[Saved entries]
## begin

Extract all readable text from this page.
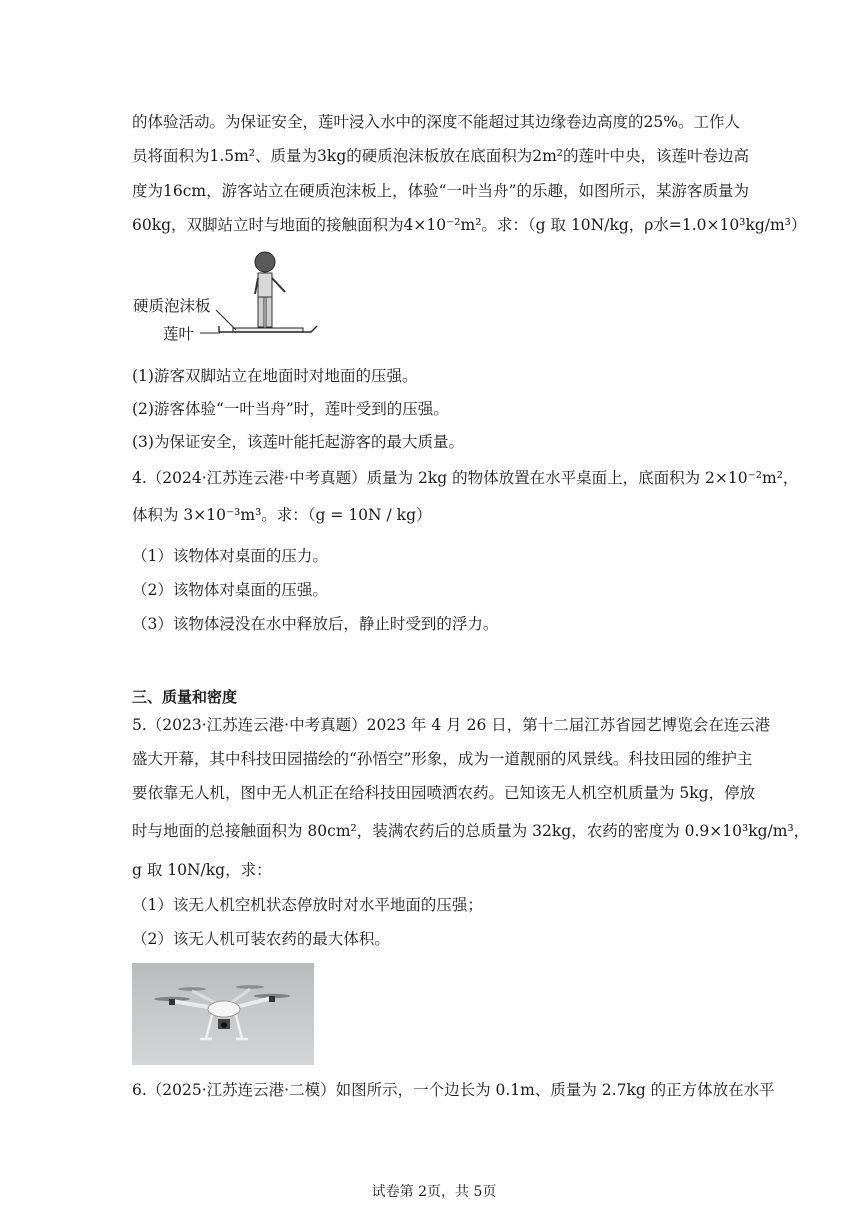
的体验活动。为保证安全，莲叶浸入水中的深度不能超过其边缘卷边高度的25%。工作人
员将面积为1.5m²、质量为3kg的硬质泡沫板放在底面积为2m²的莲叶中央，该莲叶卷边高
度为16cm，游客站立在硬质泡沫板上，体验“一叶当舟”的乐趣，如图所示，某游客质量为
60kg，双脚站立时与地面的接触面积为4×10⁻²m²。求：（g 取 10N/kg，ρ水=1.0×10³kg/m³）
硬质泡沫板
莲叶
(1)游客双脚站立在地面时对地面的压强。
(2)游客体验“一叶当舟”时，莲叶受到的压强。
(3)为保证安全，该莲叶能托起游客的最大质量。
4.（2024·江苏连云港·中考真题）质量为 2kg 的物体放置在水平桌面上，底面积为 2×10⁻²m²，
体积为 3×10⁻³m³。求：（g = 10N / kg）
（1）该物体对桌面的压力。
（2）该物体对桌面的压强。
（3）该物体浸没在水中释放后，静止时受到的浮力。
三、质量和密度
5.（2023·江苏连云港·中考真题）2023 年 4 月 26 日，第十二届江苏省园艺博览会在连云港
盛大开幕，其中科技田园描绘的“孙悟空”形象，成为一道靓丽的风景线。科技田园的维护主
要依靠无人机，图中无人机正在给科技田园喷洒农药。已知该无人机空机质量为 5kg，停放
时与地面的总接触面积为 80cm²，装满农药后的总质量为 32kg，农药的密度为 0.9×10³kg/m³，
g 取 10N/kg，求：
（1）该无人机空机状态停放时对水平地面的压强；
（2）该无人机可装农药的最大体积。
6.（2025·江苏连云港·二模）如图所示，一个边长为 0.1m、质量为 2.7kg 的正方体放在水平
试卷第 2页，共 5页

## end

**What the exercise asks**
Excluding the pictures, reproduce every entry exactly as given.

**Written solution**
Extract all readable text from this page.
的体验活动。为保证安全，莲叶浸入水中的深度不能超过其边缘卷边高度的25%。工作人
员将面积为1.5m²、质量为3kg的硬质泡沫板放在底面积为2m²的莲叶中央，该莲叶卷边高
度为16cm，游客站立在硬质泡沫板上，体验“一叶当舟”的乐趣，如图所示，某游客质量为
60kg，双脚站立时与地面的接触面积为4×10⁻²m²。求：（g 取 10N/kg，ρ水=1.0×10³kg/m³）
硬质泡沫板
莲叶
(1)游客双脚站立在地面时对地面的压强。
(2)游客体验“一叶当舟”时，莲叶受到的压强。
(3)为保证安全，该莲叶能托起游客的最大质量。
4.（2024·江苏连云港·中考真题）质量为 2kg 的物体放置在水平桌面上，底面积为 2×10⁻²m²，
体积为 3×10⁻³m³。求：（g = 10N / kg）
（1）该物体对桌面的压力。
（2）该物体对桌面的压强。
（3）该物体浸没在水中释放后，静止时受到的浮力。
三、质量和密度
5.（2023·江苏连云港·中考真题）2023 年 4 月 26 日，第十二届江苏省园艺博览会在连云港
盛大开幕，其中科技田园描绘的“孙悟空”形象，成为一道靓丽的风景线。科技田园的维护主
要依靠无人机，图中无人机正在给科技田园喷洒农药。已知该无人机空机质量为 5kg，停放
时与地面的总接触面积为 80cm²，装满农药后的总质量为 32kg，农药的密度为 0.9×10³kg/m³，
g 取 10N/kg，求：
（1）该无人机空机状态停放时对水平地面的压强；
（2）该无人机可装农药的最大体积。
6.（2025·江苏连云港·二模）如图所示，一个边长为 0.1m、质量为 2.7kg 的正方体放在水平
试卷第 2页，共 5页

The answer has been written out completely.